> _Excerpt_:
• • • •
Transparency

We currently do accurate transparency using BSP. Is there any more simple way to do it with shaders?

Thanks,

Alberto

You could look for order independent transparency, you can find things like:

http://developer.download.nvidia.com/SDK/10/opengl/src/dual_depth_peeling/doc/DualDepthPeeling.pdf

Thanks, is this what most recent 3D graphics program use for transparency? Do you know any famous 3D graphics program using this approach, we would like to see it in action.

Alberto

Sorry, I don’t know. I have the impression that this kind of approaches are not yet common, and they may still be expensive.

Only recently I learned about the “weighted average” fast approximation, I find it is a neat trick if perfect results are not needed :
http://www.slideshare.net/acbess/order-independent-transparency-presentation

Very nice and clear, thanks a lot ZbuffeR!

I recently had a go at the weighted average transparency. My conclusion was it works … but is not without problems. Frankly it turned out to be a waste of time. Dual depth peeling works, but it’s real slow unless you have super high end hardware, and how can you know arbitraryly how many passes you might need?

To be honest if you have your data already layed out in a binary space partition tree. Go with that…

dukey, what sort of problems did you have with WAT ?
• • • •
> _Data provided_:
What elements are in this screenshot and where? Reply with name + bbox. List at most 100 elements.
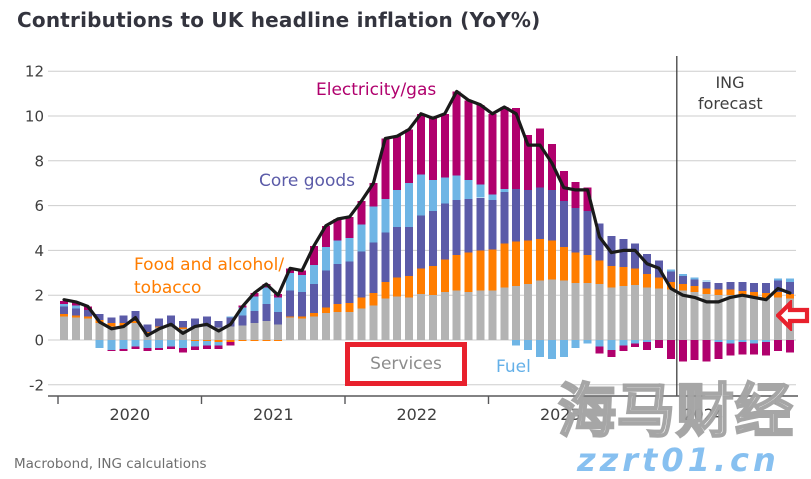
• • • •
Continue the forum thread on transparency techniques from the point at which it stops.

> _Final result_:
Well for starters if you have 2 transparency values over 0.5 the result is wrong. It blends them together you totally lose the feeling one object being in front of another. The more objects you have like this, the worse it gets. I had other problems where in my project where i was blending shadows over reflections. If the reflection opacity value was zero or close to zero, you could see the reflection still somehow in the shadow. The problem of zero opacity. Screws the maths somewhat. Then theres the fact well in the nvidia sample code anyway it requires the scene have a constant clear colour. Ie you couldn’t blend over a scene with a non uniform colour. I did figure out a method I was going to use to solve this, but since the above didn’t work out so well I just scrapped the whole thing. I think the nail in the coffin for me was the fact that the last generation of ATI cards has shocking support for floating point blends. RGB float 16 kinda worked, although every poly had a poly crack. rgbf32 didn’t work at all with blending.

So a failed experiment.

My conclusion was, BSP is where it’s at. Pitty most model formats aren’t actually BSP trees. Maybe the model format I should have chosen for my own project should have been quake bsp trees !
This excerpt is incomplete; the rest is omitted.